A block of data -
★ ★ ★ ★ ★
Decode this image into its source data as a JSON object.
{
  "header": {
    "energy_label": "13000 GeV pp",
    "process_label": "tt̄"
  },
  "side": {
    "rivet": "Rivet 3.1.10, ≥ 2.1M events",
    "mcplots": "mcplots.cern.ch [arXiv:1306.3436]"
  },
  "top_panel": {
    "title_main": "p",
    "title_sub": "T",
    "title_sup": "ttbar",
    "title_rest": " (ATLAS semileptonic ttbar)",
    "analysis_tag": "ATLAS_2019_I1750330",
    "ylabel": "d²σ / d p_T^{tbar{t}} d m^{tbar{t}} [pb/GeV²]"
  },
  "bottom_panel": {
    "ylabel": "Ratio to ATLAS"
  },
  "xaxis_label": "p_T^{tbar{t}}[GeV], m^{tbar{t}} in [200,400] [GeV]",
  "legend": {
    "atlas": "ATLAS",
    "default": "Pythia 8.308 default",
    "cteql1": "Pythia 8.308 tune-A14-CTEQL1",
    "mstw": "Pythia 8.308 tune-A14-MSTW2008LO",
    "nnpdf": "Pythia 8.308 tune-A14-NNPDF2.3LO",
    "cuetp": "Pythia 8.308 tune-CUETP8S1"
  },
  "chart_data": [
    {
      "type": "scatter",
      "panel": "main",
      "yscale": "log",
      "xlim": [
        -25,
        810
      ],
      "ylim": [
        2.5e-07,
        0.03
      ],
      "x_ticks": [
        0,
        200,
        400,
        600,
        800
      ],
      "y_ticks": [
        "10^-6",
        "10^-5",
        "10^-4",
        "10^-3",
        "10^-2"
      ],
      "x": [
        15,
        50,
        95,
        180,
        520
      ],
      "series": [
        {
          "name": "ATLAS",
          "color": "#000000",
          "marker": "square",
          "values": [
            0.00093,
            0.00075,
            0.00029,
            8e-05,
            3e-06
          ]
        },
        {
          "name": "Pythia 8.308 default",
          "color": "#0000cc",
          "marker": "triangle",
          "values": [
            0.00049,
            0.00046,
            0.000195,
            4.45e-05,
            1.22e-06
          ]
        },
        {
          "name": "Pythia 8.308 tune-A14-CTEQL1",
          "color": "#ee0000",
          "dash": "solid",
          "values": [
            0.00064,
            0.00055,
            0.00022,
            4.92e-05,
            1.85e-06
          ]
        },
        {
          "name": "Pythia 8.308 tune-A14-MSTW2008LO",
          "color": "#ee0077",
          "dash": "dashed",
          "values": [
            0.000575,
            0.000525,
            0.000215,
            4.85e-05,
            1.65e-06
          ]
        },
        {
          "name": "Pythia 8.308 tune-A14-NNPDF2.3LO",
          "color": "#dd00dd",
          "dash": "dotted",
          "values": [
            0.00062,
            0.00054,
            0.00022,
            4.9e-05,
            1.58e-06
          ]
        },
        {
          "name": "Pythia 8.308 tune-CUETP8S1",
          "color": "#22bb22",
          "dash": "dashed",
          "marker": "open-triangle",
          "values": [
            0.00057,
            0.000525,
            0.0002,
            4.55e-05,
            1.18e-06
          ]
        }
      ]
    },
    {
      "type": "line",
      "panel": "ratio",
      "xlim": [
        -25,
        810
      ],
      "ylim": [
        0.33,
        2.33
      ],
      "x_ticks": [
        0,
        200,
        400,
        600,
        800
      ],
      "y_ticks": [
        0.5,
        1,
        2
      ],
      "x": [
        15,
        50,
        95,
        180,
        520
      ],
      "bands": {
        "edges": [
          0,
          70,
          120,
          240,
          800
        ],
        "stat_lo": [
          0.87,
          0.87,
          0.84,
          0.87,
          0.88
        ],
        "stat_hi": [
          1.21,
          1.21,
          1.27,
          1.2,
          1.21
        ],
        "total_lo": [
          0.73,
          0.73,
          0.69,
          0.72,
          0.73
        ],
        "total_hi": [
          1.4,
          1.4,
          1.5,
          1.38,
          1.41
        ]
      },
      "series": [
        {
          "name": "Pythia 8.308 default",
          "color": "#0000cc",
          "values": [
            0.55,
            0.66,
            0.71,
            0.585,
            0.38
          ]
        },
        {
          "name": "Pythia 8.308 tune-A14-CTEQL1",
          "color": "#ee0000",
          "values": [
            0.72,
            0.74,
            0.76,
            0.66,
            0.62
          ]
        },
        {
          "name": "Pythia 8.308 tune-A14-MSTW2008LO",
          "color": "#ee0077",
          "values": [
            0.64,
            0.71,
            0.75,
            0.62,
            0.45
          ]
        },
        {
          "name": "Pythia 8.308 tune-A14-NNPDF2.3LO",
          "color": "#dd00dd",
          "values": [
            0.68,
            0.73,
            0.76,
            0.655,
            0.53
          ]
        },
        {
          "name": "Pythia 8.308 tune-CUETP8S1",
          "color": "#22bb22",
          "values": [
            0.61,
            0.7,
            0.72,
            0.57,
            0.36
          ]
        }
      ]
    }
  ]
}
★ ★ ★ ★ ★
WHAT YOU ARE ASKED TO DO -
Copy out the whole listing, exactly as written.

TASK ANSWER -
Decode this image into its source data as a JSON object.
{
  "header": {
    "energy_label": "13000 GeV pp",
    "process_label": "tt̄"
  },
  "side": {
    "rivet": "Rivet 3.1.10, ≥ 2.1M events",
    "mcplots": "mcplots.cern.ch [arXiv:1306.3436]"
  },
  "top_panel": {
    "title_main": "p",
    "title_sub": "T",
    "title_sup": "ttbar",
    "title_rest": " (ATLAS semileptonic ttbar)",
    "analysis_tag": "ATLAS_2019_I1750330",
    "ylabel": "d²σ / d p_T^{tbar{t}} d m^{tbar{t}} [pb/GeV²]"
  },
  "bottom_panel": {
    "ylabel": "Ratio to ATLAS"
  },
  "xaxis_label": "p_T^{tbar{t}}[GeV], m^{tbar{t}} in [200,400] [GeV]",
  "legend": {
    "atlas": "ATLAS",
    "default": "Pythia 8.308 default",
    "cteql1": "Pythia 8.308 tune-A14-CTEQL1",
    "mstw": "Pythia 8.308 tune-A14-MSTW2008LO",
    "nnpdf": "Pythia 8.308 tune-A14-NNPDF2.3LO",
    "cuetp": "Pythia 8.308 tune-CUETP8S1"
  },
  "chart_data": [
    {
      "type": "scatter",
      "panel": "main",
      "yscale": "log",
      "xlim": [
        -25,
        810
      ],
      "ylim": [
        2.5e-07,
        0.03
      ],
      "x_ticks": [
        0,
        200,
        400,
        600,
        800
      ],
      "y_ticks": [
        "10^-6",
        "10^-5",
        "10^-4",
        "10^-3",
        "10^-2"
      ],
      "x": [
        15,
        50,
        95,
        180,
        520
      ],
      "series": [
        {
          "name": "ATLAS",
          "color": "#000000",
          "marker": "square",
          "values": [
            0.00093,
            0.00075,
            0.00029,
            8e-05,
            3e-06
          ]
        },
        {
          "name": "Pythia 8.308 default",
          "color": "#0000cc",
          "marker": "triangle",
          "values": [
            0.00049,
            0.00046,
            0.000195,
            4.45e-05,
            1.22e-06
          ]
        },
        {
          "name": "Pythia 8.308 tune-A14-CTEQL1",
          "color": "#ee0000",
          "dash": "solid",
          "values": [
            0.00064,
            0.00055,
            0.00022,
            4.92e-05,
            1.85e-06
          ]
        },
        {
          "name": "Pythia 8.308 tune-A14-MSTW2008LO",
          "color": "#ee0077",
          "dash": "dashed",
          "values": [
            0.000575,
            0.000525,
            0.000215,
            4.85e-05,
            1.65e-06
          ]
        },
        {
          "name": "Pythia 8.308 tune-A14-NNPDF2.3LO",
          "color": "#dd00dd",
          "dash": "dotted",
          "values": [
            0.00062,
            0.00054,
            0.00022,
            4.9e-05,
            1.58e-06
          ]
        },
        {
          "name": "Pythia 8.308 tune-CUETP8S1",
          "color": "#22bb22",
          "dash": "dashed",
          "marker": "open-triangle",
          "values": [
            0.00057,
            0.000525,
            0.0002,
            4.55e-05,
            1.18e-06
          ]
        }
      ]
    },
    {
      "type": "line",
      "panel": "ratio",
      "xlim": [
        -25,
        810
      ],
      "ylim": [
        0.33,
        2.33
      ],
      "x_ticks": [
        0,
        200,
        400,
        600,
        800
      ],
      "y_ticks": [
        0.5,
        1,
        2
      ],
      "x": [
        15,
        50,
        95,
        180,
        520
      ],
      "bands": {
        "edges": [
          0,
          70,
          120,
          240,
          800
        ],
        "stat_lo": [
          0.87,
          0.87,
          0.84,
          0.87,
          0.88
        ],
        "stat_hi": [
          1.21,
          1.21,
          1.27,
          1.2,
          1.21
        ],
        "total_lo": [
          0.73,
          0.73,
          0.69,
          0.72,
          0.73
        ],
        "total_hi": [
          1.4,
          1.4,
          1.5,
          1.38,
          1.41
        ]
      },
      "series": [
        {
          "name": "Pythia 8.308 default",
          "color": "#0000cc",
          "values": [
            0.55,
            0.66,
            0.71,
            0.585,
            0.38
          ]
        },
        {
          "name": "Pythia 8.308 tune-A14-CTEQL1",
          "color": "#ee0000",
          "values": [
            0.72,
            0.74,
            0.76,
            0.66,
            0.62
          ]
        },
        {
          "name": "Pythia 8.308 tune-A14-MSTW2008LO",
          "color": "#ee0077",
          "values": [
            0.64,
            0.71,
            0.75,
            0.62,
            0.45
          ]
        },
        {
          "name": "Pythia 8.308 tune-A14-NNPDF2.3LO",
          "color": "#dd00dd",
          "values": [
            0.68,
            0.73,
            0.76,
            0.655,
            0.53
          ]
        },
        {
          "name": "Pythia 8.308 tune-CUETP8S1",
          "color": "#22bb22",
          "values": [
            0.61,
            0.7,
            0.72,
            0.57,
            0.36
          ]
        }
      ]
    }
  ]
}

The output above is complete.